* _Work to do_
Can the data below be set down again exactly, line for line?

* _Supplied records_

• • • • • • •

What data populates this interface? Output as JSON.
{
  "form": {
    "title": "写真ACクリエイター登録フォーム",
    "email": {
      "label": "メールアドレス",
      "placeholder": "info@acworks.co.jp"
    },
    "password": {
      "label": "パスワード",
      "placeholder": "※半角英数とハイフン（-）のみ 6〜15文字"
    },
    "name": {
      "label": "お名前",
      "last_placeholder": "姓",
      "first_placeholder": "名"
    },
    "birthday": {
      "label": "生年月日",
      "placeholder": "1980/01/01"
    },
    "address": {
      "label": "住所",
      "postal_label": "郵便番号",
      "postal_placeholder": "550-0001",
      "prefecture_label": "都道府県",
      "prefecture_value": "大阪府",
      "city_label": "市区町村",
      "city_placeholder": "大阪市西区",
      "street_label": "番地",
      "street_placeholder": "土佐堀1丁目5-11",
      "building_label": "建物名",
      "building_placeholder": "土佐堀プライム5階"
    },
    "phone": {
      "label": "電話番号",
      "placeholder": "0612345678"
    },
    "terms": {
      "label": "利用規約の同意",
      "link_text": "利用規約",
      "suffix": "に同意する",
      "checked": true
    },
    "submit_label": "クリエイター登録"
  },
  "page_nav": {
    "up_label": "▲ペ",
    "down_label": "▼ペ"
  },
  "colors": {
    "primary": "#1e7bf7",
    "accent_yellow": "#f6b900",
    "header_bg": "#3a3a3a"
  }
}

• • • • • • •

* _The reply_
What data populates this interface? Output as JSON.
{
  "form": {
    "title": "写真ACクリエイター登録フォーム",
    "email": {
      "label": "メールアドレス",
      "placeholder": "info@acworks.co.jp"
    },
    "password": {
      "label": "パスワード",
      "placeholder": "※半角英数とハイフン（-）のみ 6〜15文字"
    },
    "name": {
      "label": "お名前",
      "last_placeholder": "姓",
      "first_placeholder": "名"
    },
    "birthday": {
      "label": "生年月日",
      "placeholder": "1980/01/01"
    },
    "address": {
      "label": "住所",
      "postal_label": "郵便番号",
      "postal_placeholder": "550-0001",
      "prefecture_label": "都道府県",
      "prefecture_value": "大阪府",
      "city_label": "市区町村",
      "city_placeholder": "大阪市西区",
      "street_label": "番地",
      "street_placeholder": "土佐堀1丁目5-11",
      "building_label": "建物名",
      "building_placeholder": "土佐堀プライム5階"
    },
    "phone": {
      "label": "電話番号",
      "placeholder": "0612345678"
    },
    "terms": {
      "label": "利用規約の同意",
      "link_text": "利用規約",
      "suffix": "に同意する",
      "checked": true
    },
    "submit_label": "クリエイター登録"
  },
  "page_nav": {
    "up_label": "▲ペ",
    "down_label": "▼ペ"
  },
  "colors": {
    "primary": "#1e7bf7",
    "accent_yellow": "#f6b900",
    "header_bg": "#3a3a3a"
  }
}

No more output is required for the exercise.